PROBLEM TO SOLVE ->
Pull every line containing "color" from the entries.

Chart and figure data ->
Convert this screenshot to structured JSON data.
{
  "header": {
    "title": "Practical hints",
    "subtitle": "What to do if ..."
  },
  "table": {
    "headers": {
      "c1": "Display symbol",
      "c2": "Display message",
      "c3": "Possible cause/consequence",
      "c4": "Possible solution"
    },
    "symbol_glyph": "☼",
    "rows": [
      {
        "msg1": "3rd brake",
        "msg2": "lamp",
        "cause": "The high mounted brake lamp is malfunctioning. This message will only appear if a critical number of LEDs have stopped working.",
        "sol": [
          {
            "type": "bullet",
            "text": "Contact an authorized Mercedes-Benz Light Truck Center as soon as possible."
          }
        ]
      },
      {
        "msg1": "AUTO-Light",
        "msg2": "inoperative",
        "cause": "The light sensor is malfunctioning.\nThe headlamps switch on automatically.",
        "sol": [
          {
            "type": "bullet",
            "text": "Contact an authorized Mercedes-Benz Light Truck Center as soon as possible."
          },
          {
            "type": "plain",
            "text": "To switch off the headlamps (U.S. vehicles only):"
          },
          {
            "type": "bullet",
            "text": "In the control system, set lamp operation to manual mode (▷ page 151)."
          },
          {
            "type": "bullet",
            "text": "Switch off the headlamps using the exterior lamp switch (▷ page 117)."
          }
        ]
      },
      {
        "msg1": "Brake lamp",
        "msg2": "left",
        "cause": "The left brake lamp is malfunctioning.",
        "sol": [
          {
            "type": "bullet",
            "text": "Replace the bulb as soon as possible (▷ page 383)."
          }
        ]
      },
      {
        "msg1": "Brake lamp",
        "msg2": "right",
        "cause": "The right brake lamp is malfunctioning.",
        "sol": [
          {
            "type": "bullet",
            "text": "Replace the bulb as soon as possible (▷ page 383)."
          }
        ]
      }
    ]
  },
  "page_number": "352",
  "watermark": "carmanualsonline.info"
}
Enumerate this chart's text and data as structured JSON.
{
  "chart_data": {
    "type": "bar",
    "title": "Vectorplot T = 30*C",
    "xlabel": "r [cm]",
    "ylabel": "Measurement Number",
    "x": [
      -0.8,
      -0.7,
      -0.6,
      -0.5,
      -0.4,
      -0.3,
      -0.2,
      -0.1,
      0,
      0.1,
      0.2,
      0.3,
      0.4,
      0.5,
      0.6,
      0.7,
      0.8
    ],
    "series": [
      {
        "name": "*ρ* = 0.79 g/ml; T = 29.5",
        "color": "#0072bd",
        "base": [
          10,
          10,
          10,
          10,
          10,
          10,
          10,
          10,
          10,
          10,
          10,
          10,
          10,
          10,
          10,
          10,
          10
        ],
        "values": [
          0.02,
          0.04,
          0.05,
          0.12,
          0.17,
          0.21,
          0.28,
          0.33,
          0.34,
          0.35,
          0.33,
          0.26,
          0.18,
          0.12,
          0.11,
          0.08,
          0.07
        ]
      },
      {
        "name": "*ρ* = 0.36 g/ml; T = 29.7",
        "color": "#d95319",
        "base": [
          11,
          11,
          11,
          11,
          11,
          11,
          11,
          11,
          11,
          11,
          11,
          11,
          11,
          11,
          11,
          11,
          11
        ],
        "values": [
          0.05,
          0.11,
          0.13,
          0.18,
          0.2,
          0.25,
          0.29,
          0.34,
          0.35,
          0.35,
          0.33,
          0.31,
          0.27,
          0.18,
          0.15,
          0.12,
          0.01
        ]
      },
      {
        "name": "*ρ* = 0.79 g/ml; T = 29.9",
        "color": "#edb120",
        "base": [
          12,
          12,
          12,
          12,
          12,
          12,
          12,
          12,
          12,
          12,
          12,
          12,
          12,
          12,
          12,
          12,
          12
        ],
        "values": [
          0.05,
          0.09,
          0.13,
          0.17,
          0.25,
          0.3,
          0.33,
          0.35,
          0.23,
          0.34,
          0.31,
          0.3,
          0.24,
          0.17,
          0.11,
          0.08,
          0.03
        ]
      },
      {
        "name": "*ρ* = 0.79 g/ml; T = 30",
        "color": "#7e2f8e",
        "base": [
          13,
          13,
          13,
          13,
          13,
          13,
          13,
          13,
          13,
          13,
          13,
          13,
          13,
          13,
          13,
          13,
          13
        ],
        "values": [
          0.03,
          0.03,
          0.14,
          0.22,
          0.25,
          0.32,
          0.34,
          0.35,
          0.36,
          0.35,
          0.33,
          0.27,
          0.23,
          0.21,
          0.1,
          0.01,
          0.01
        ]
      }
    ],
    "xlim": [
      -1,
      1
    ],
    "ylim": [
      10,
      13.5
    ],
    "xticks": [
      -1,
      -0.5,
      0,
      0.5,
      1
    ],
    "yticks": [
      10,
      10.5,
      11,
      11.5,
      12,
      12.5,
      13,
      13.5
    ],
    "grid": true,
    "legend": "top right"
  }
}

RESPONSE TO THE TASK ->
        "color": "#0072bd",
        "color": "#d95319",
        "color": "#edb120",
        "color": "#7e2f8e",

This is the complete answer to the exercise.